**Lista de tareas**:
• 1. Devuelve sin cambiar nada el fragmento del texto sobre Roger Casement que va desde "Mario Vargas Llosa, El sueño del celta, Madrid, 2010, Alfaguara." hasta "de sus avisos.".
• 2. Escribe lo que sigue del texto sobre Roger Casement a partir del punto en que se corta.

**Fuente**:
Mario Vargas Llosa, El sueño del celta

NADADORES’s Docs Mario Vargas Llosa, El sueño del celta

ROGER CASEMENT NADADOR EN RÍOS EXÓTICOS Y PELIGROSOS.

Mario Vargas Llosa, El sueño del celta, Madrid, 2010, Alfaguara.

 

El irlandés Roger Casement (1864-1916) es el protagonista de la novela de Mario Vargas Llosa, editada al mismo tiempo que le concedían el premio Nobel de literatura de 2010, y puede leerse como una biografía muy documentada de un experto analista del sistema colonial europeo que algunos llegaron a comparar con el padre Bartolomé de las Casas por su fuerza crítica y por la  repercusión de su trabajo de información, de sus avisos.

 

Con veinte años, el irlandés Casement, huérfano de madre católica desde muy niño y con un padre anglicano exmilitar colonial en la India que se vino abajo con la viudez, decidió ir a África, y en 1884 realizó su primera expedición “bajo el mando de su héroe Henry Morton Stanley”; es en su evocación de esa primera expedición africana cuando aparece el perfil de Casement como nadador:

 

“Había vivido en los bosques, visitado innumerables aldeas indígenas,

acampado en claros cercados por empalizadas de árboles

donde chillaban los monos y rugían las fieras.

Estuvo tenso y feliz pese a las laceraciones de los mosquitos y otros bichos

contra los que eran inútiles las frotaciones y el alcohol alcanforado.

Parte de un archivo de datos

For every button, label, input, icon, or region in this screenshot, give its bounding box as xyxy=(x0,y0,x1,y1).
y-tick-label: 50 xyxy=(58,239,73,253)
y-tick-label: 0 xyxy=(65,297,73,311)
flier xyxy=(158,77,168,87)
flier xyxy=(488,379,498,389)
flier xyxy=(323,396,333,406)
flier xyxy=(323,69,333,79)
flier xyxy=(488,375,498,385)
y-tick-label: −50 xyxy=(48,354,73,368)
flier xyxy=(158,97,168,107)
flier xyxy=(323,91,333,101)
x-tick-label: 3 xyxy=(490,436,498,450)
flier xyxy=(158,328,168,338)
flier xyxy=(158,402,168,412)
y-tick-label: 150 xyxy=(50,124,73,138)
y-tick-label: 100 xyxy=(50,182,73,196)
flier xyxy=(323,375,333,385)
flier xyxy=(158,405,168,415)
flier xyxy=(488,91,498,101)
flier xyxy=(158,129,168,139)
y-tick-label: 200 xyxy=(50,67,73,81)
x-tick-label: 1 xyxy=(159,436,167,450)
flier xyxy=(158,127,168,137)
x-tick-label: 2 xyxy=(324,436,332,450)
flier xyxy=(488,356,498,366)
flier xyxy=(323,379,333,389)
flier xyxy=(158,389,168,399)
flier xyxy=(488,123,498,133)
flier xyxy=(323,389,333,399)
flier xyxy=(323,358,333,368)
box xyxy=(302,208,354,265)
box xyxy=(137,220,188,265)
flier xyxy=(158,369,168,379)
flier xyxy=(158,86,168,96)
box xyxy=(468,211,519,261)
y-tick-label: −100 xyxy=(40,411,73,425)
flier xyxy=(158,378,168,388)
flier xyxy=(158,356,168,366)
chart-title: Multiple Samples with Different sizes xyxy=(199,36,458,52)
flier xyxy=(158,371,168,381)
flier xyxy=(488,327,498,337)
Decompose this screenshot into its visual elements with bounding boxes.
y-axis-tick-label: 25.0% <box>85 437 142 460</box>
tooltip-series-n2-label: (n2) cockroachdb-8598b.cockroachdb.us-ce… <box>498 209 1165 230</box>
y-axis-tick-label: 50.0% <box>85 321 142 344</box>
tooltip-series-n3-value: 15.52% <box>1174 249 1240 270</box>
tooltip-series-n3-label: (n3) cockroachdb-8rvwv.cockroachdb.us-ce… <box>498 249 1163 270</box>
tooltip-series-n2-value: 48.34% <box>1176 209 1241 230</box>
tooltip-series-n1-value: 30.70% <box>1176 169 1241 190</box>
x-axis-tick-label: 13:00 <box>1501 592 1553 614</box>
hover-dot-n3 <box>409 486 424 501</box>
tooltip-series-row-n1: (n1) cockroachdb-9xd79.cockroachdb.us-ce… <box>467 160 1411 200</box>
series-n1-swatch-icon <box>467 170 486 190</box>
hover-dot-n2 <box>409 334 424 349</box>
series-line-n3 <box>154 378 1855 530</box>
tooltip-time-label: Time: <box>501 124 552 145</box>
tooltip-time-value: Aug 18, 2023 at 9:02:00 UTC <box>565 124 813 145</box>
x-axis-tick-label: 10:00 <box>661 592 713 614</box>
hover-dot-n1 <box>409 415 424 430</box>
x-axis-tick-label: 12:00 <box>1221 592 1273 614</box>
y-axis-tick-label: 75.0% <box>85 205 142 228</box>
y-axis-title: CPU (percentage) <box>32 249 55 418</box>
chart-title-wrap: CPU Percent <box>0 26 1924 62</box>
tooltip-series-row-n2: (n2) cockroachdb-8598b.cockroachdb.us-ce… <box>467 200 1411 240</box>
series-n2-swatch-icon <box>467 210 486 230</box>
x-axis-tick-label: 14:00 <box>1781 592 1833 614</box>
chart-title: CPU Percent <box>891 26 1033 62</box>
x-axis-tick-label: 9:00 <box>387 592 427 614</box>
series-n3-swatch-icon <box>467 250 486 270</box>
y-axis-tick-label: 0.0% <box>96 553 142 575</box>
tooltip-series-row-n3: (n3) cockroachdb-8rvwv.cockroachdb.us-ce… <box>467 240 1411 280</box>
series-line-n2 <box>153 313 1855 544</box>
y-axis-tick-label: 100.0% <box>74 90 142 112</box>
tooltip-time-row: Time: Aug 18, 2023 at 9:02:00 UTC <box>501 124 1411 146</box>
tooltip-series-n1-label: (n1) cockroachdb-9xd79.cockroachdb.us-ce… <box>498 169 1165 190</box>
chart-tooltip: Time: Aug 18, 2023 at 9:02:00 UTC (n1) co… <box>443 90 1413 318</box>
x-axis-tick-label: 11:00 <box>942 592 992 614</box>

**Respuestas**:
• 1.
Mario Vargas Llosa, El sueño del celta, Madrid, 2010, Alfaguara.

 

El irlandés Roger Casement (1864-1916) es el protagonista de la novela de Mario Vargas Llosa, editada al mismo tiempo que le concedían el premio Nobel de literatura de 2010, y puede leerse como una biografía muy documentada de un experto analista del sistema colonial europeo que algunos llegaron a comparar con el padre Bartolomé de las Casas por su fuerza crítica y por la  repercusión de su trabajo de información, de sus avisos.

• 2.
Practicaba la natación

en lagunas y ríos de belleza deslumbrante,

sin temor a los cocodrilos, convencido todavía de que haciendo lo que hacían,

él, los cuatrocientos cargadores, guías y ayudantes africanos,

la veintena de blancos –ingleses, alemanes, flamencos, valones y franceses–

que componía la expedición, y, por supuesto, el propio Stanley,

eran la punta de lanza del progreso

en este mundo donde apenas asomaba la Edad de Piedra

que Europa había dejado atrás hacía muchos siglos.” (p.38).

 

Aún no se le habían abierto los ojos sobre el hecho colonial, aún no se había desengañado. Aún consideraba al rey Leopoldo II de Bélgica y a su experimento colonial de un Estado Independiente del Congo surgido tras la Confernecia de Berlín de 1885, un año después de su llegada allí, basado en la explotación del caucho, un gran proyecto civilizador y hasta humanitario. Era el inicio del viaje sin retorno de aquel joven veinteañero y nadador hacia el conocimiento y la acción.

 

Pero fue su viaje de 1903, después de un tiempo de recuperación de la salud tras varias crisis de malaria, cuando se le abrieron los ojos sobre aquella realidad; un verdadero <Desvirgamiento> a su ver y con sus propias palabras, similar al sufrido por el polaco Josep Conrad, a quien conoció Casement como Konrad Korneziowski, capitán del vaporcito Le Roi des Belges, durante su viaje remontando el río Congo, desde Leopolville (Kinshasa) hasta las cataratas de Stanley, y viaje que está en la base de su reflexión tremenda que fue la novela El corazón de las tinieblas. Es en el inicio de ese viaje de Casement iniciado en junio de 1903 cuando surge otra bella evocación del nadador:

 

“Partió de Matadi el 5 de junio de 1903,

en el ferrocarril construido por Stanley y en el que él mismo

había trabajado de joven.

Los dos días de viaje que tomó el lento trayecto hasta Leopolville

estuvo pensando, de manera obsesiva,

en una proeza deportiva de sus años mozos:

haber sido el primer blanco que nadó en el río más grande

de la ruta de las caravanas entre Manyanga y Stanley Pool: el Nkissi.

Ya lo había hecho, con total inconsciencia, en ríos más pequeños

del Bajo y Medio Congo, el Kwilo, el Lukungu, el Mpozo y el Lunzadi,

donde había también cocodrilos, y nada le ocurrió.

Pero el Knissi era más grande y torrentoso,

tenía cerca de cien metros de ancho y estaba lleno de remolinos

por la cercanía de la gran catarata.

Los indígenas le advirtieron que era imprudente,

podía ser arrastrado y estrellado contra las piedras.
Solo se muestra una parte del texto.